What is required:
Your task is to repeat all of the data exactly while excluding the pictures.

Data entries:
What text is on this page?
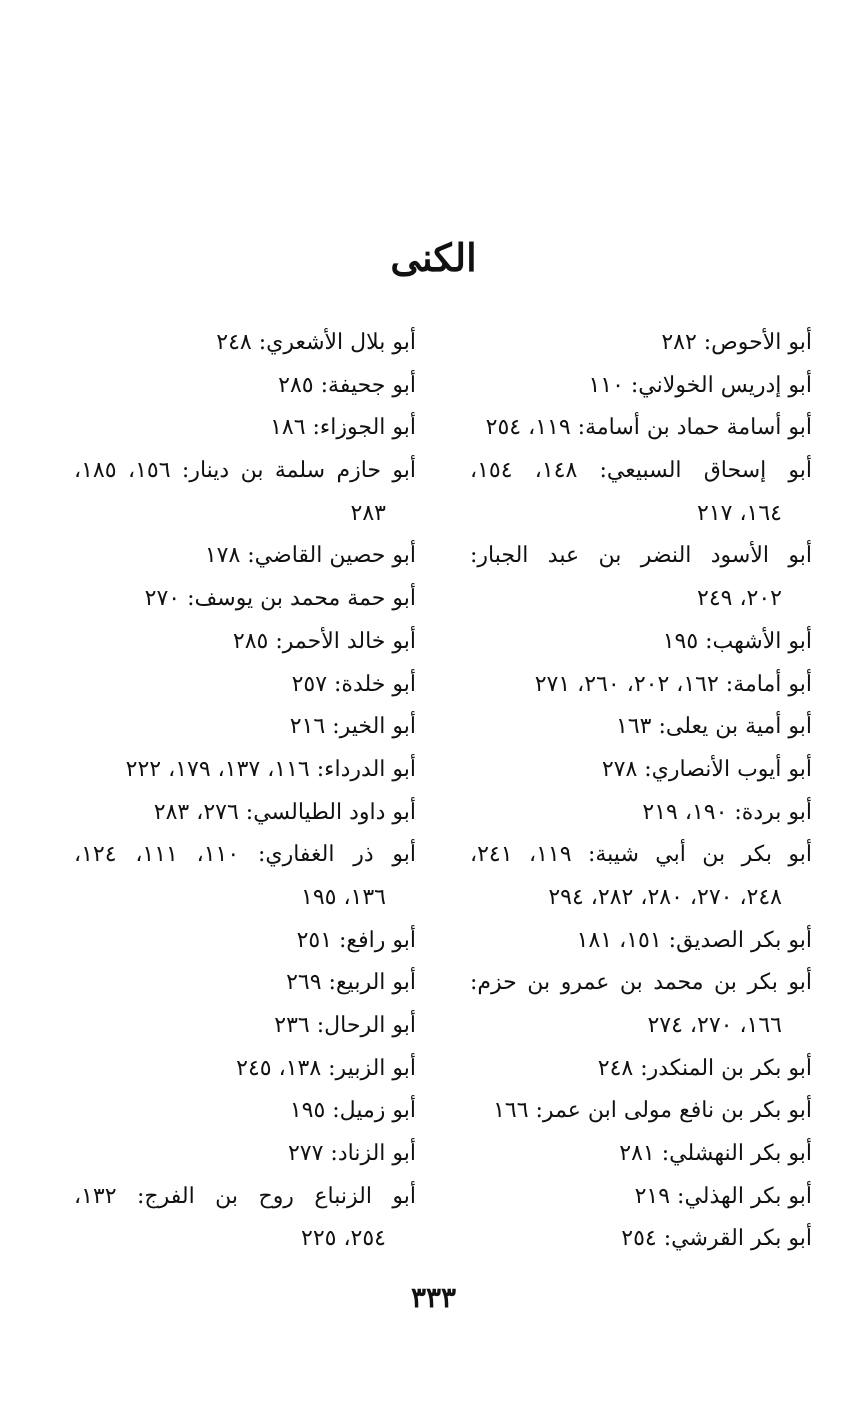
الكنى
أبو الأحوص: ٢٨٢
أبو إدريس الخولاني: ١١٠
أبو أسامة حماد بن أسامة: ١١٩، ٢٥٤
أبو إسحاق السبيعي: ١٤٨، ١٥٤،
١٦٤، ٢١٧
أبو الأسود النضر بن عبد الجبار:
٢٠٢، ٢٤٩
أبو الأشهب: ١٩٥
أبو أمامة: ١٦٢، ٢٠٢، ٢٦٠، ٢٧١
أبو أمية بن يعلى: ١٦٣
أبو أيوب الأنصاري: ٢٧٨
أبو بردة: ١٩٠، ٢١٩
أبو بكر بن أبي شيبة: ١١٩، ٢٤١،
٢٤٨، ٢٧٠، ٢٨٠، ٢٨٢، ٢٩٤
أبو بكر الصديق: ١٥١، ١٨١
أبو بكر بن محمد بن عمرو بن حزم:
١٦٦، ٢٧٠، ٢٧٤
أبو بكر بن المنكدر: ٢٤٨
أبو بكر بن نافع مولى ابن عمر: ١٦٦
أبو بكر النهشلي: ٢٨١
أبو بكر الهذلي: ٢١٩
أبو بكر القرشي: ٢٥٤
أبو بلال الأشعري: ٢٤٨
أبو جحيفة: ٢٨٥
أبو الجوزاء: ١٨٦
أبو حازم سلمة بن دينار: ١٥٦، ١٨٥،
٢٨٣
أبو حصين القاضي: ١٧٨
أبو حمة محمد بن يوسف: ٢٧٠
أبو خالد الأحمر: ٢٨٥
أبو خلدة: ٢٥٧
أبو الخير: ٢١٦
أبو الدرداء: ١١٦، ١٣٧، ١٧٩، ٢٢٢
أبو داود الطيالسي: ٢٧٦، ٢٨٣
أبو ذر الغفاري: ١١٠، ١١١، ١٢٤،
١٣٦، ١٩٥
أبو رافع: ٢٥١
أبو الربيع: ٢٦٩
أبو الرحال: ٢٣٦
أبو الزبير: ١٣٨، ٢٤٥
أبو زميل: ١٩٥
أبو الزناد: ٢٧٧
أبو الزنباع روح بن الفرج: ١٣٢،
٢٥٤، ٢٢٥
٣٣٣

Task response:
What text is on this page?
الكنى
أبو الأحوص: ٢٨٢
أبو إدريس الخولاني: ١١٠
أبو أسامة حماد بن أسامة: ١١٩، ٢٥٤
أبو إسحاق السبيعي: ١٤٨، ١٥٤،
١٦٤، ٢١٧
أبو الأسود النضر بن عبد الجبار:
٢٠٢، ٢٤٩
أبو الأشهب: ١٩٥
أبو أمامة: ١٦٢، ٢٠٢، ٢٦٠، ٢٧١
أبو أمية بن يعلى: ١٦٣
أبو أيوب الأنصاري: ٢٧٨
أبو بردة: ١٩٠، ٢١٩
أبو بكر بن أبي شيبة: ١١٩، ٢٤١،
٢٤٨، ٢٧٠، ٢٨٠، ٢٨٢، ٢٩٤
أبو بكر الصديق: ١٥١، ١٨١
أبو بكر بن محمد بن عمرو بن حزم:
١٦٦، ٢٧٠، ٢٧٤
أبو بكر بن المنكدر: ٢٤٨
أبو بكر بن نافع مولى ابن عمر: ١٦٦
أبو بكر النهشلي: ٢٨١
أبو بكر الهذلي: ٢١٩
أبو بكر القرشي: ٢٥٤
أبو بلال الأشعري: ٢٤٨
أبو جحيفة: ٢٨٥
أبو الجوزاء: ١٨٦
أبو حازم سلمة بن دينار: ١٥٦، ١٨٥،
٢٨٣
أبو حصين القاضي: ١٧٨
أبو حمة محمد بن يوسف: ٢٧٠
أبو خالد الأحمر: ٢٨٥
أبو خلدة: ٢٥٧
أبو الخير: ٢١٦
أبو الدرداء: ١١٦، ١٣٧، ١٧٩، ٢٢٢
أبو داود الطيالسي: ٢٧٦، ٢٨٣
أبو ذر الغفاري: ١١٠، ١١١، ١٢٤،
١٣٦، ١٩٥
أبو رافع: ٢٥١
أبو الربيع: ٢٦٩
أبو الرحال: ٢٣٦
أبو الزبير: ١٣٨، ٢٤٥
أبو زميل: ١٩٥
أبو الزناد: ٢٧٧
أبو الزنباع روح بن الفرج: ١٣٢،
٢٥٤، ٢٢٥
٣٣٣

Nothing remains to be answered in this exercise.